**Short exercise 1:** Could you give the lines of the entries below the text as a numbered list, skipping blank lines and leaving out the pictures?

**Text section:**
★ ★ ★
The reason I was able to succeed in GTS getting to top 1percent on my server is understanding, both of how to make time in race which is NOT late braking every corner as I’ve said before.
Both you and the other hater above essentially paraphrased pretty much every comment I’ve ever made re braking which I paraphrased from Bentley.
Most in GTS on NA rely 100 percent on default abs and the braking point determines everything about the cars attitude in concert with bb adjustment. It’s one reason they have such trouble racing clean. All they know is that. No ability to modulate braking or change line dynamically or use good racecraft. Of course not! They don’t know what that is lol.
That’s great, fine for time trial, time trial is not what I focus on personally. I mean going round and round trying for pixel perfect to me is a necessary evil of the way online racing is in GTS.
GTS has more depth than is often alluded to by guys who “played every GT game ever and in gt games tcs defacto slows you down and should never be used”
The common thought is just copy a top ten or you tube and it’s all about a tt time.
None of that is truly helpful in race, and it shows when you go online at average levels and just see the reality there.
I get most younger people can’t be bothered to start from step one and learn the basics but I post the real truth just in case there’s folks that might benefit from understanding real racing fundamentals.
I read Alain Prosts book when I was about fifteen, have family history in real racing not video games.
★ ★ ★
**Supplied data:**

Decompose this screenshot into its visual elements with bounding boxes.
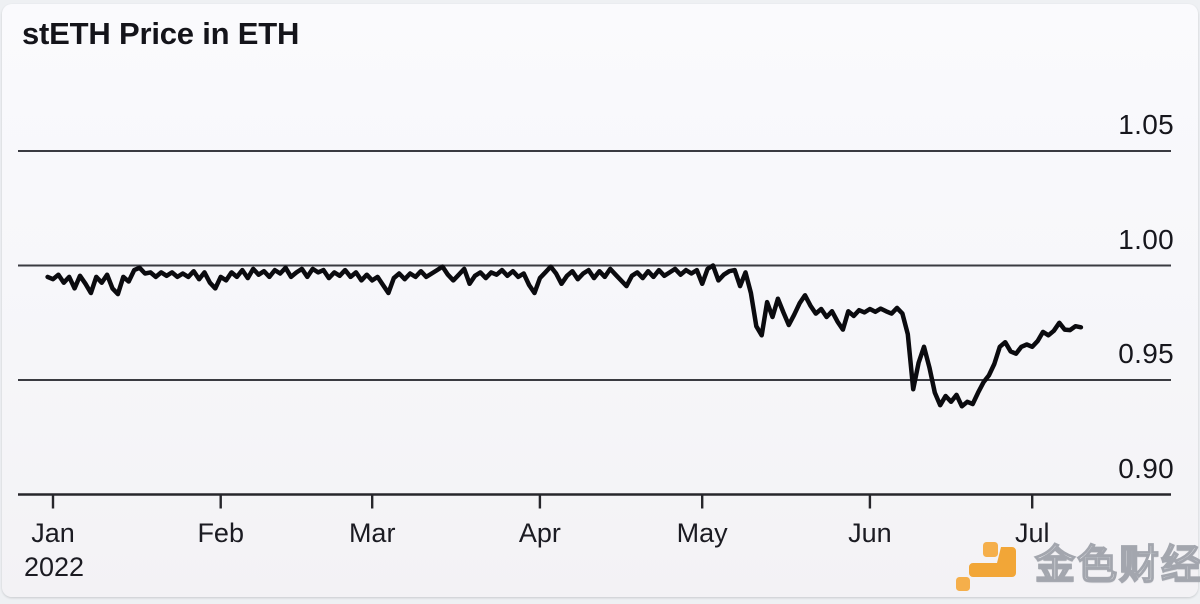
watermark: 金色财经 <box>953 539 1200 597</box>
y-tick-label-0.90: 0.90 <box>1118 452 1174 484</box>
x-tick-label-apr: Apr <box>518 518 561 548</box>
y-tick-label-0.95: 0.95 <box>1118 338 1174 369</box>
x-tick-label-jul: Jul <box>1014 518 1050 548</box>
x-tick-label-mar: Mar <box>348 518 396 548</box>
x-tick-label-feb: Feb <box>197 518 244 548</box>
price-line <box>45 263 1084 409</box>
x-axis-year-label: 2022 <box>23 552 85 582</box>
x-tick-label-jun: Jun <box>848 518 892 548</box>
x-tick-label-jan: Jan <box>31 518 75 548</box>
chart-panel <box>2 4 1198 597</box>
y-tick-label-1.05: 1.05 <box>1118 109 1174 140</box>
chart-title: stETH Price in ETH <box>22 16 300 51</box>
x-tick-label-may: May <box>676 518 728 548</box>
y-tick-label-1.00: 1.00 <box>1118 223 1174 255</box>
watermark-text: 金色财经 <box>1034 542 1200 588</box>
jinse-logo-icon <box>956 542 1016 591</box>
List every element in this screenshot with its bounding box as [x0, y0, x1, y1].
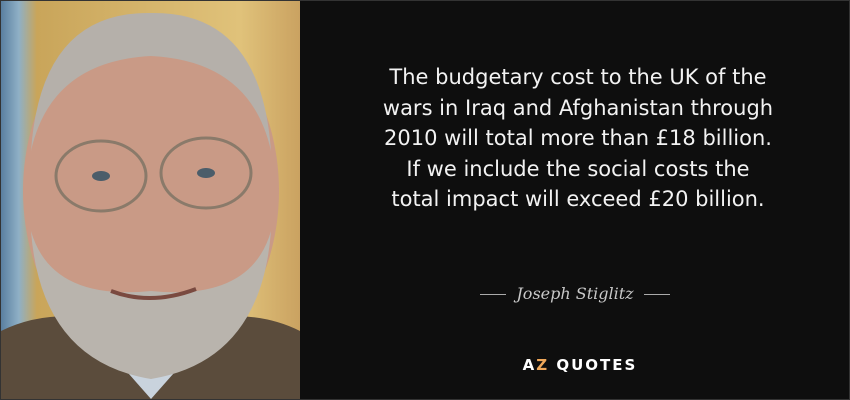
★ ★ ★
**Short exercise 2:**
Answer these questions about the comment on racing in GTS:
(a) What ranking did the writer reach on their server?
(b) Whose braking comments did the writer originally paraphrase?
(c) About how old was the writer when reading Alain Prost's book?

**Exercise output 1:**
1. Decompose this screenshot into its visual elements with bounding boxes.
2. watermark: 金色财经 <box>953 539 1200 597</box>
3. y-tick-label-0.90: 0.90 <box>1118 452 1174 484</box>
4. x-tick-label-apr: Apr <box>518 518 561 548</box>
5. y-tick-label-0.95: 0.95 <box>1118 338 1174 369</box>
6. x-tick-label-jul: Jul <box>1014 518 1050 548</box>
7. x-tick-label-mar: Mar <box>348 518 396 548</box>
8. x-tick-label-feb: Feb <box>197 518 244 548</box>
9. price-line <box>45 263 1084 409</box>
10. x-axis-year-label: 2022 <box>23 552 85 582</box>
11. x-tick-label-jun: Jun <box>848 518 892 548</box>
12. x-tick-label-jan: Jan <box>31 518 75 548</box>
13. chart-panel <box>2 4 1198 597</box>
14. y-tick-label-1.05: 1.05 <box>1118 109 1174 140</box>
15. chart-title: stETH Price in ETH <box>22 16 300 51</box>
16. x-tick-label-may: May <box>676 518 728 548</box>
17. y-tick-label-1.00: 1.00 <box>1118 223 1174 255</box>
18. watermark-text: 金色财经 <box>1034 542 1200 588</box>
19. jinse-logo-icon <box>956 542 1016 591</box>
20. List every element in this screenshot with its bounding box as [x0, y0, x1, y1].

**Exercise output 2:**
(a) Top 1 percent.
(b) Bentley's.
(c) About fifteen.